PROBLEM: Pick out and copy every line below that has the word "image".

INPUT FOR THIS TASK:
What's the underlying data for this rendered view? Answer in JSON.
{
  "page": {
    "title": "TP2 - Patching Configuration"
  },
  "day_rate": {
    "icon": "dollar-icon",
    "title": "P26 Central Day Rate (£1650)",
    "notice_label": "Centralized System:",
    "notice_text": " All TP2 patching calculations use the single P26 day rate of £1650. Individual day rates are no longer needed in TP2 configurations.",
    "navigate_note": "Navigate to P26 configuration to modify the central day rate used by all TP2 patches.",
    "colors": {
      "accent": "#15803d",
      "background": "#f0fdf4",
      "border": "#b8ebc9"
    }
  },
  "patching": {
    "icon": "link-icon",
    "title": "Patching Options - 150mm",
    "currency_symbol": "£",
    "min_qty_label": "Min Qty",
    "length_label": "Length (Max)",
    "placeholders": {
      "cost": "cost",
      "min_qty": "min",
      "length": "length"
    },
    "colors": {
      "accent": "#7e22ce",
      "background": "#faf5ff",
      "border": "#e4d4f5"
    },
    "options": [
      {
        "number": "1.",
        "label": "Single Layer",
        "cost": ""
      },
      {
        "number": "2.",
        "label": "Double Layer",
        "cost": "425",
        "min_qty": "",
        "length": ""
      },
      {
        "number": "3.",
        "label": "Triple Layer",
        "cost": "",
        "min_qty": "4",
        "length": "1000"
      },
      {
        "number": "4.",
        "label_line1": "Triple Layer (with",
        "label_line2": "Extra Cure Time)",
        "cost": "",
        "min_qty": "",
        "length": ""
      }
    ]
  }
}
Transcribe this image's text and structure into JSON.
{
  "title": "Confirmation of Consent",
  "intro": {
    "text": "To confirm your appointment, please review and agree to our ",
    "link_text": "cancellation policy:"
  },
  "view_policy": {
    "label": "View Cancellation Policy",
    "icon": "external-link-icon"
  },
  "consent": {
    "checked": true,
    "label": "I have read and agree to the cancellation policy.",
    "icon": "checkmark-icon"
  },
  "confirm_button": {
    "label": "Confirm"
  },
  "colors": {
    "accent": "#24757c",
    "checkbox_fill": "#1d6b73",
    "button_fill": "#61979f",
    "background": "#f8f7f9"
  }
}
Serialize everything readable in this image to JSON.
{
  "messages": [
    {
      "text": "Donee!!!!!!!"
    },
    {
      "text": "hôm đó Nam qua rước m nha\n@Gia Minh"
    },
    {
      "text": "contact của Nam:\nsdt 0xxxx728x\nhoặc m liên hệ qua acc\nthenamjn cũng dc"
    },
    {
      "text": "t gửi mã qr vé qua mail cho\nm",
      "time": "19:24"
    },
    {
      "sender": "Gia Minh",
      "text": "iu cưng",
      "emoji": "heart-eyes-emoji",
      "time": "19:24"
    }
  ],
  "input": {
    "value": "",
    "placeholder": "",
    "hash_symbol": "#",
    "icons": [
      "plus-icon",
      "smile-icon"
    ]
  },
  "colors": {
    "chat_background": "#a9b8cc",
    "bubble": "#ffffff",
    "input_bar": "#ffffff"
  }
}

SOLUTION BELOW:
Transcribe this image's text and structure into JSON.
Serialize everything readable in this image to JSON.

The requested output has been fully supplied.